- [DATA EXTRACT]

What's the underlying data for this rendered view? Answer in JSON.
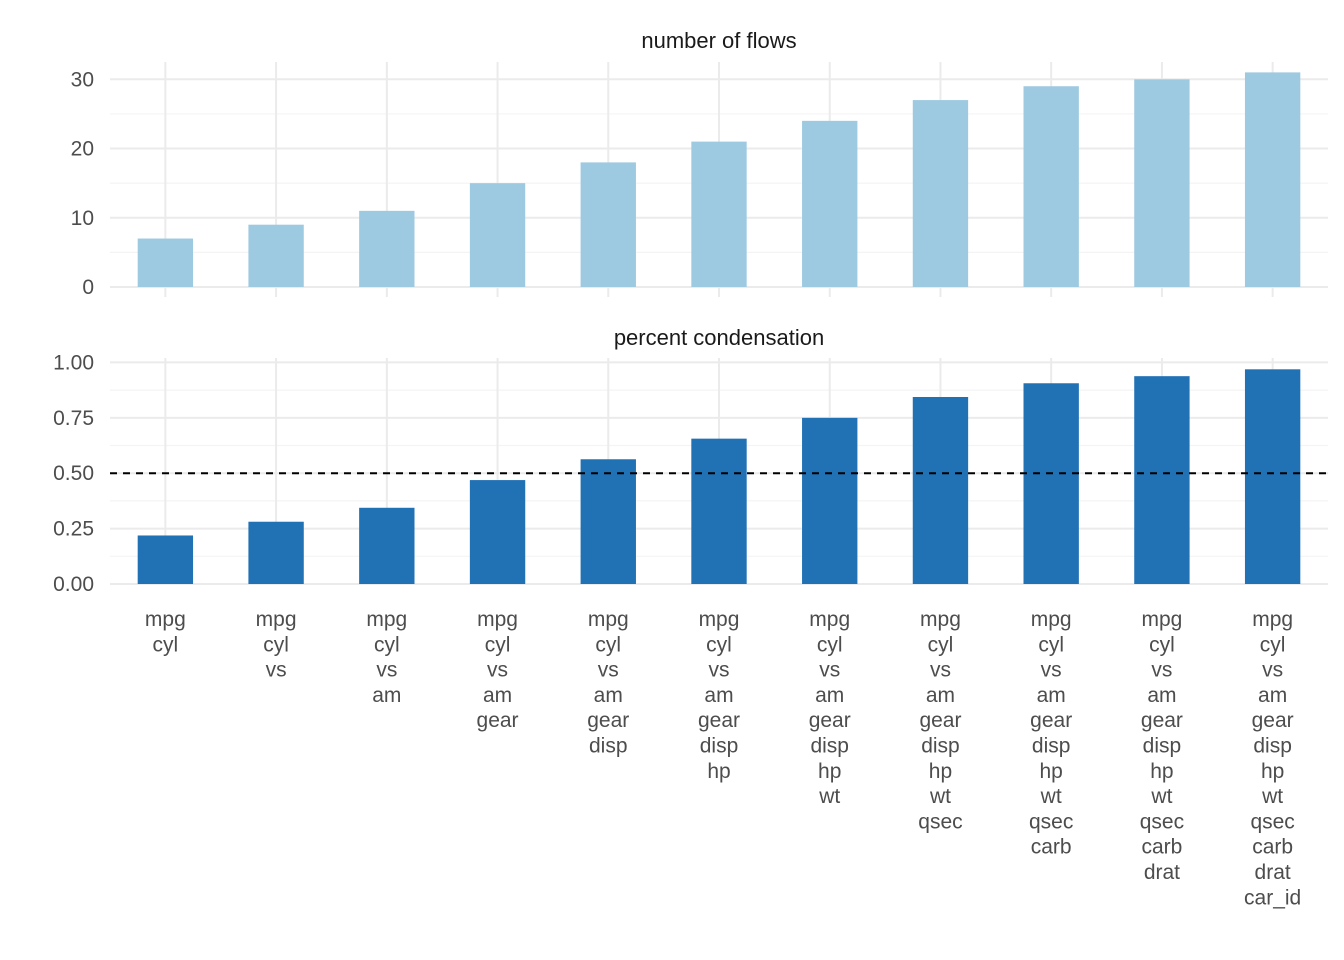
{
  "colors": {
    "flows_bar": "#9ecae1",
    "condensation_bar": "#2171b5",
    "grid_major": "#ebebeb",
    "grid_minor": "#f4f4f4",
    "reference_line": "#000000"
  },
  "chart_data": [
    {
      "type": "bar",
      "title": "number of flows",
      "categories": [
        "mpg cyl",
        "mpg cyl vs",
        "mpg cyl vs am",
        "mpg cyl vs am gear",
        "mpg cyl vs am gear disp",
        "mpg cyl vs am gear disp hp",
        "mpg cyl vs am gear disp hp wt",
        "mpg cyl vs am gear disp hp wt qsec",
        "mpg cyl vs am gear disp hp wt qsec carb",
        "mpg cyl vs am gear disp hp wt qsec carb drat",
        "mpg cyl vs am gear disp hp wt qsec carb drat car_id"
      ],
      "values": [
        7,
        9,
        11,
        15,
        18,
        21,
        24,
        27,
        29,
        30,
        31
      ],
      "yticks": [
        "0",
        "10",
        "20",
        "30"
      ],
      "ylim": [
        0,
        32.5
      ],
      "xlabel": "",
      "ylabel": "",
      "grid": true
    },
    {
      "type": "bar",
      "title": "percent condensation",
      "categories": [
        "mpg cyl",
        "mpg cyl vs",
        "mpg cyl vs am",
        "mpg cyl vs am gear",
        "mpg cyl vs am gear disp",
        "mpg cyl vs am gear disp hp",
        "mpg cyl vs am gear disp hp wt",
        "mpg cyl vs am gear disp hp wt qsec",
        "mpg cyl vs am gear disp hp wt qsec carb",
        "mpg cyl vs am gear disp hp wt qsec carb drat",
        "mpg cyl vs am gear disp hp wt qsec carb drat car_id"
      ],
      "values": [
        0.219,
        0.281,
        0.344,
        0.469,
        0.563,
        0.656,
        0.75,
        0.844,
        0.906,
        0.938,
        0.969
      ],
      "yticks": [
        "0.00",
        "0.25",
        "0.50",
        "0.75",
        "1.00"
      ],
      "ylim": [
        0,
        1.02
      ],
      "reference_line": 0.5,
      "xlabel": "",
      "ylabel": "",
      "grid": true
    }
  ]
}
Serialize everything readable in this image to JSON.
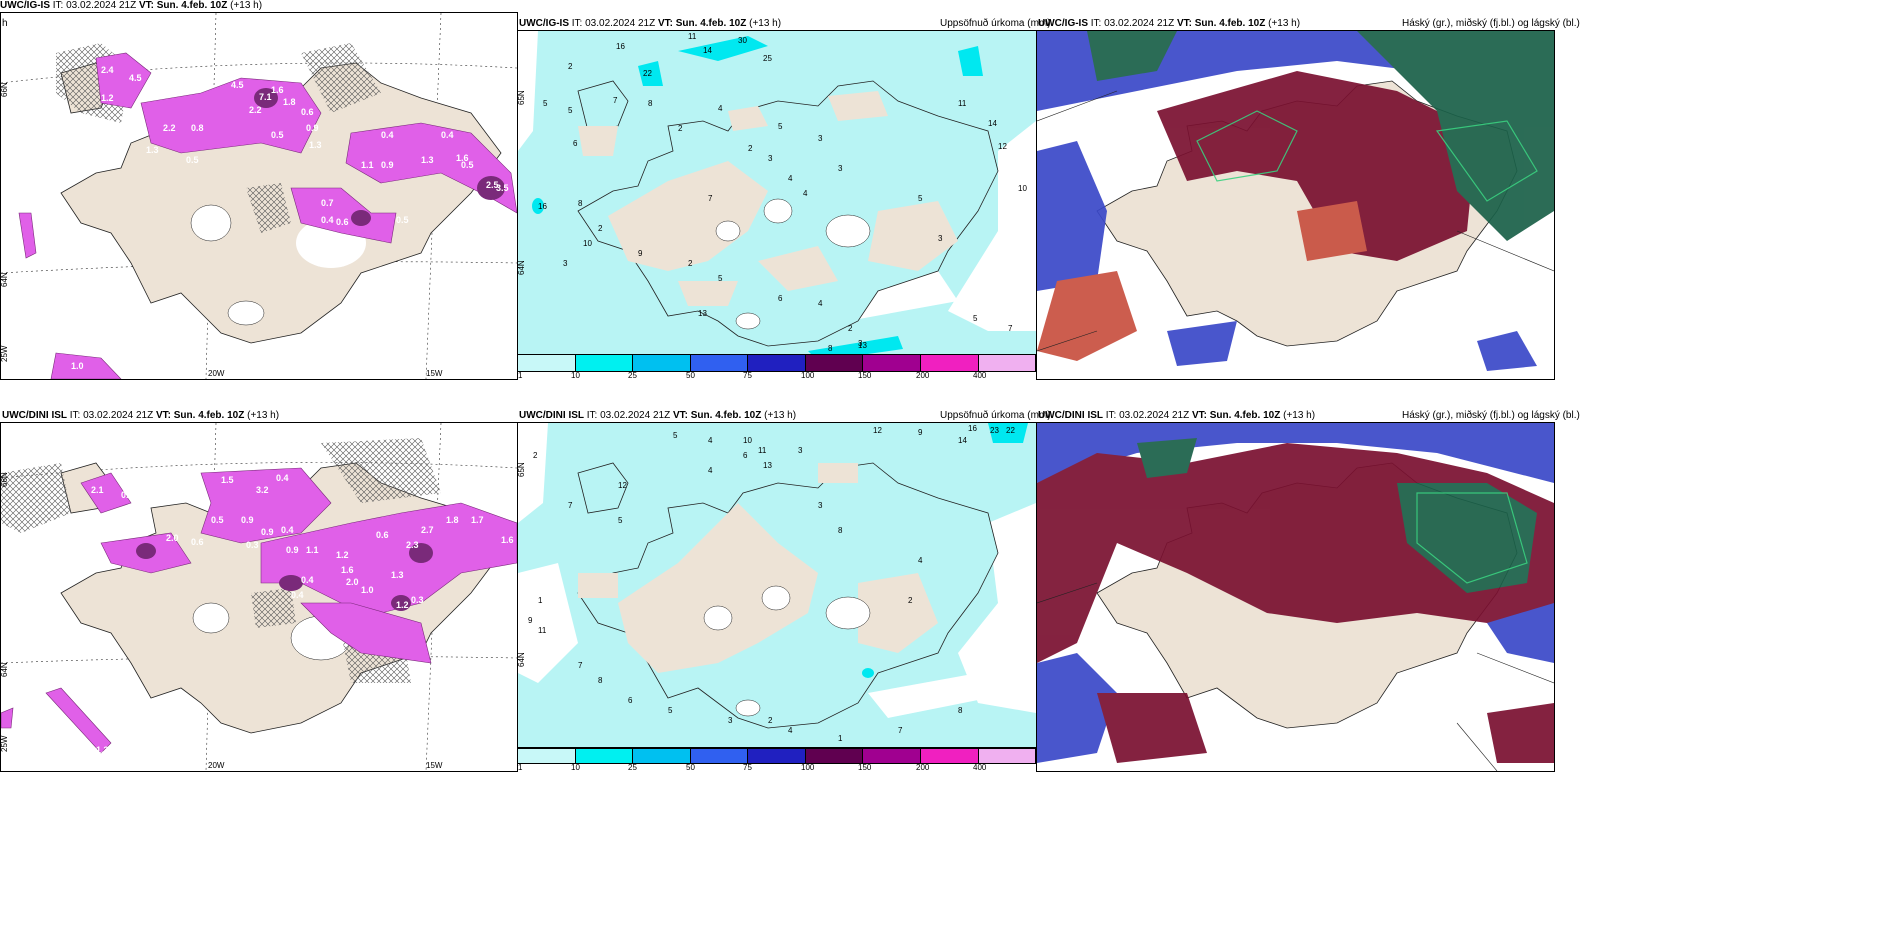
{
  "panels": [
    {
      "id": "r1c1",
      "header": {
        "model": "UWC/IG-IS",
        "it_label": "IT:",
        "it": "03.02.2024 21Z",
        "vt_label": "VT:",
        "vt": "Sun. 4.feb. 10Z",
        "lead": "(+13 h)"
      },
      "overflow_char": "h",
      "ticks": {
        "lat1": "66N",
        "lat2": "64N",
        "lon1": "20W",
        "lon2": "15W",
        "lon3": "25W"
      },
      "labels": [
        "2.4",
        "4.5",
        "1.2",
        "2.2",
        "1.6",
        "4.5",
        "7.1",
        "2.2",
        "1.8",
        "0.6",
        "0.9",
        "2.2",
        "0.8",
        "1.3",
        "0.5",
        "0.5",
        "1.3",
        "0.4",
        "1.1",
        "0.9",
        "1.3",
        "0.4",
        "0.5",
        "0.4",
        "0.7",
        "0.6",
        "1.6",
        "0.5",
        "2.5",
        "3.5",
        "1.0"
      ]
    },
    {
      "id": "r1c2",
      "header": {
        "model": "UWC/IG-IS",
        "it_label": "IT:",
        "it": "03.02.2024 21Z",
        "vt_label": "VT:",
        "vt": "Sun. 4.feb. 10Z",
        "lead": "(+13 h)"
      },
      "right_title": "Uppsöfnuð úrkoma (mm)",
      "ticks": {
        "lat1": "65N",
        "lat2": "64N"
      },
      "labels": [
        "11",
        "30",
        "14",
        "25",
        "22",
        "16",
        "2",
        "5",
        "5",
        "7",
        "8",
        "4",
        "5",
        "3",
        "3",
        "4",
        "6",
        "8",
        "16",
        "2",
        "10",
        "9",
        "3",
        "2",
        "5",
        "6",
        "4",
        "2",
        "3",
        "5",
        "8",
        "13",
        "13",
        "7",
        "10",
        "5",
        "3",
        "14",
        "12",
        "11",
        "2",
        "2",
        "3",
        "4",
        "7"
      ],
      "colorbar": [
        "1",
        "10",
        "25",
        "50",
        "75",
        "100",
        "150",
        "200",
        "400"
      ]
    },
    {
      "id": "r1c3",
      "header": {
        "model": "UWC/IG-IS",
        "it_label": "IT:",
        "it": "03.02.2024 21Z",
        "vt_label": "VT:",
        "vt": "Sun. 4.feb. 10Z",
        "lead": "(+13 h)"
      },
      "right_title": "Háský (gr.), miðský (fj.bl.) og lágský (bl.)"
    },
    {
      "id": "r2c1",
      "header": {
        "model": "UWC/DINI ISL",
        "it_label": "IT:",
        "it": "03.02.2024 21Z",
        "vt_label": "VT:",
        "vt": "Sun. 4.feb. 10Z",
        "lead": "(+13 h)"
      },
      "ticks": {
        "lat1": "66N",
        "lat2": "64N",
        "lon1": "20W",
        "lon2": "15W",
        "lon3": "25W"
      },
      "labels": [
        "2.1",
        "0.5",
        "1.5",
        "3.2",
        "0.4",
        "2.0",
        "0.6",
        "0.5",
        "0.9",
        "0.9",
        "0.4",
        "0.3",
        "0.9",
        "1.1",
        "1.2",
        "0.6",
        "2.3",
        "2.7",
        "1.8",
        "1.7",
        "1.6",
        "1.6",
        "2.0",
        "1.0",
        "1.3",
        "0.4",
        "0.4",
        "1.2",
        "0.3",
        "1.3"
      ]
    },
    {
      "id": "r2c2",
      "header": {
        "model": "UWC/DINI ISL",
        "it_label": "IT:",
        "it": "03.02.2024 21Z",
        "vt_label": "VT:",
        "vt": "Sun. 4.feb. 10Z",
        "lead": "(+13 h)"
      },
      "right_title": "Uppsöfnuð úrkoma (mm)",
      "ticks": {
        "lat1": "65N",
        "lat2": "64N"
      },
      "labels": [
        "12",
        "16",
        "23",
        "22",
        "14",
        "9",
        "10",
        "11",
        "13",
        "2",
        "5",
        "4",
        "6",
        "3",
        "12",
        "7",
        "5",
        "4",
        "3",
        "8",
        "4",
        "2",
        "1",
        "9",
        "11",
        "7",
        "8",
        "6",
        "5",
        "3",
        "2",
        "4",
        "1",
        "7",
        "8"
      ],
      "colorbar": [
        "1",
        "10",
        "25",
        "50",
        "75",
        "100",
        "150",
        "200",
        "400"
      ]
    },
    {
      "id": "r2c3",
      "header": {
        "model": "UWC/DINI ISL",
        "it_label": "IT:",
        "it": "03.02.2024 21Z",
        "vt_label": "VT:",
        "vt": "Sun. 4.feb. 10Z",
        "lead": "(+13 h)"
      },
      "right_title": "Háský (gr.), miðský (fj.bl.) og lágský (bl.)"
    }
  ],
  "colors": {
    "land": "#ede3d6",
    "precip_light": "#b8f4f4",
    "precip_cyan": "#00e8f0",
    "snow_pink": "#e060e8",
    "snow_dark": "#7a2a7a",
    "cloud_high": "#1a6048",
    "cloud_mid": "#7a1030",
    "cloud_low": "#3a48c8"
  },
  "colorbar_colors": [
    "#c8f8f8",
    "#00f0f0",
    "#00c0f0",
    "#3060f0",
    "#2020c0",
    "#600050",
    "#a00090",
    "#f020c0",
    "#f0b0f0"
  ]
}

- [DO THIS] From the material above, reproduce everything verbatim except the pictures.

- [OUTPUT FOR THIS TASK]
What's the underlying data for this rendered view? Answer in JSON.
{
  "colors": {
    "flows_bar": "#9ecae1",
    "condensation_bar": "#2171b5",
    "grid_major": "#ebebeb",
    "grid_minor": "#f4f4f4",
    "reference_line": "#000000"
  },
  "chart_data": [
    {
      "type": "bar",
      "title": "number of flows",
      "categories": [
        "mpg cyl",
        "mpg cyl vs",
        "mpg cyl vs am",
        "mpg cyl vs am gear",
        "mpg cyl vs am gear disp",
        "mpg cyl vs am gear disp hp",
        "mpg cyl vs am gear disp hp wt",
        "mpg cyl vs am gear disp hp wt qsec",
        "mpg cyl vs am gear disp hp wt qsec carb",
        "mpg cyl vs am gear disp hp wt qsec carb drat",
        "mpg cyl vs am gear disp hp wt qsec carb drat car_id"
      ],
      "values": [
        7,
        9,
        11,
        15,
        18,
        21,
        24,
        27,
        29,
        30,
        31
      ],
      "yticks": [
        "0",
        "10",
        "20",
        "30"
      ],
      "ylim": [
        0,
        32.5
      ],
      "xlabel": "",
      "ylabel": "",
      "grid": true
    },
    {
      "type": "bar",
      "title": "percent condensation",
      "categories": [
        "mpg cyl",
        "mpg cyl vs",
        "mpg cyl vs am",
        "mpg cyl vs am gear",
        "mpg cyl vs am gear disp",
        "mpg cyl vs am gear disp hp",
        "mpg cyl vs am gear disp hp wt",
        "mpg cyl vs am gear disp hp wt qsec",
        "mpg cyl vs am gear disp hp wt qsec carb",
        "mpg cyl vs am gear disp hp wt qsec carb drat",
        "mpg cyl vs am gear disp hp wt qsec carb drat car_id"
      ],
      "values": [
        0.219,
        0.281,
        0.344,
        0.469,
        0.563,
        0.656,
        0.75,
        0.844,
        0.906,
        0.938,
        0.969
      ],
      "yticks": [
        "0.00",
        "0.25",
        "0.50",
        "0.75",
        "1.00"
      ],
      "ylim": [
        0,
        1.02
      ],
      "reference_line": 0.5,
      "xlabel": "",
      "ylabel": "",
      "grid": true
    }
  ]
}
Serialize everything readable in this image to JSON.
{
  "panels": [
    {
      "id": "r1c1",
      "header": {
        "model": "UWC/IG-IS",
        "it_label": "IT:",
        "it": "03.02.2024 21Z",
        "vt_label": "VT:",
        "vt": "Sun. 4.feb. 10Z",
        "lead": "(+13 h)"
      },
      "overflow_char": "h",
      "ticks": {
        "lat1": "66N",
        "lat2": "64N",
        "lon1": "20W",
        "lon2": "15W",
        "lon3": "25W"
      },
      "labels": [
        "2.4",
        "4.5",
        "1.2",
        "2.2",
        "1.6",
        "4.5",
        "7.1",
        "2.2",
        "1.8",
        "0.6",
        "0.9",
        "2.2",
        "0.8",
        "1.3",
        "0.5",
        "0.5",
        "1.3",
        "0.4",
        "1.1",
        "0.9",
        "1.3",
        "0.4",
        "0.5",
        "0.4",
        "0.7",
        "0.6",
        "1.6",
        "0.5",
        "2.5",
        "3.5",
        "1.0"
      ]
    },
    {
      "id": "r1c2",
      "header": {
        "model": "UWC/IG-IS",
        "it_label": "IT:",
        "it": "03.02.2024 21Z",
        "vt_label": "VT:",
        "vt": "Sun. 4.feb. 10Z",
        "lead": "(+13 h)"
      },
      "right_title": "Uppsöfnuð úrkoma (mm)",
      "ticks": {
        "lat1": "65N",
        "lat2": "64N"
      },
      "labels": [
        "11",
        "30",
        "14",
        "25",
        "22",
        "16",
        "2",
        "5",
        "5",
        "7",
        "8",
        "4",
        "5",
        "3",
        "3",
        "4",
        "6",
        "8",
        "16",
        "2",
        "10",
        "9",
        "3",
        "2",
        "5",
        "6",
        "4",
        "2",
        "3",
        "5",
        "8",
        "13",
        "13",
        "7",
        "10",
        "5",
        "3",
        "14",
        "12",
        "11",
        "2",
        "2",
        "3",
        "4",
        "7"
      ],
      "colorbar": [
        "1",
        "10",
        "25",
        "50",
        "75",
        "100",
        "150",
        "200",
        "400"
      ]
    },
    {
      "id": "r1c3",
      "header": {
        "model": "UWC/IG-IS",
        "it_label": "IT:",
        "it": "03.02.2024 21Z",
        "vt_label": "VT:",
        "vt": "Sun. 4.feb. 10Z",
        "lead": "(+13 h)"
      },
      "right_title": "Háský (gr.), miðský (fj.bl.) og lágský (bl.)"
    },
    {
      "id": "r2c1",
      "header": {
        "model": "UWC/DINI ISL",
        "it_label": "IT:",
        "it": "03.02.2024 21Z",
        "vt_label": "VT:",
        "vt": "Sun. 4.feb. 10Z",
        "lead": "(+13 h)"
      },
      "ticks": {
        "lat1": "66N",
        "lat2": "64N",
        "lon1": "20W",
        "lon2": "15W",
        "lon3": "25W"
      },
      "labels": [
        "2.1",
        "0.5",
        "1.5",
        "3.2",
        "0.4",
        "2.0",
        "0.6",
        "0.5",
        "0.9",
        "0.9",
        "0.4",
        "0.3",
        "0.9",
        "1.1",
        "1.2",
        "0.6",
        "2.3",
        "2.7",
        "1.8",
        "1.7",
        "1.6",
        "1.6",
        "2.0",
        "1.0",
        "1.3",
        "0.4",
        "0.4",
        "1.2",
        "0.3",
        "1.3"
      ]
    },
    {
      "id": "r2c2",
      "header": {
        "model": "UWC/DINI ISL",
        "it_label": "IT:",
        "it": "03.02.2024 21Z",
        "vt_label": "VT:",
        "vt": "Sun. 4.feb. 10Z",
        "lead": "(+13 h)"
      },
      "right_title": "Uppsöfnuð úrkoma (mm)",
      "ticks": {
        "lat1": "65N",
        "lat2": "64N"
      },
      "labels": [
        "12",
        "16",
        "23",
        "22",
        "14",
        "9",
        "10",
        "11",
        "13",
        "2",
        "5",
        "4",
        "6",
        "3",
        "12",
        "7",
        "5",
        "4",
        "3",
        "8",
        "4",
        "2",
        "1",
        "9",
        "11",
        "7",
        "8",
        "6",
        "5",
        "3",
        "2",
        "4",
        "1",
        "7",
        "8"
      ],
      "colorbar": [
        "1",
        "10",
        "25",
        "50",
        "75",
        "100",
        "150",
        "200",
        "400"
      ]
    },
    {
      "id": "r2c3",
      "header": {
        "model": "UWC/DINI ISL",
        "it_label": "IT:",
        "it": "03.02.2024 21Z",
        "vt_label": "VT:",
        "vt": "Sun. 4.feb. 10Z",
        "lead": "(+13 h)"
      },
      "right_title": "Háský (gr.), miðský (fj.bl.) og lágský (bl.)"
    }
  ],
  "colors": {
    "land": "#ede3d6",
    "precip_light": "#b8f4f4",
    "precip_cyan": "#00e8f0",
    "snow_pink": "#e060e8",
    "snow_dark": "#7a2a7a",
    "cloud_high": "#1a6048",
    "cloud_mid": "#7a1030",
    "cloud_low": "#3a48c8"
  },
  "colorbar_colors": [
    "#c8f8f8",
    "#00f0f0",
    "#00c0f0",
    "#3060f0",
    "#2020c0",
    "#600050",
    "#a00090",
    "#f020c0",
    "#f0b0f0"
  ]
}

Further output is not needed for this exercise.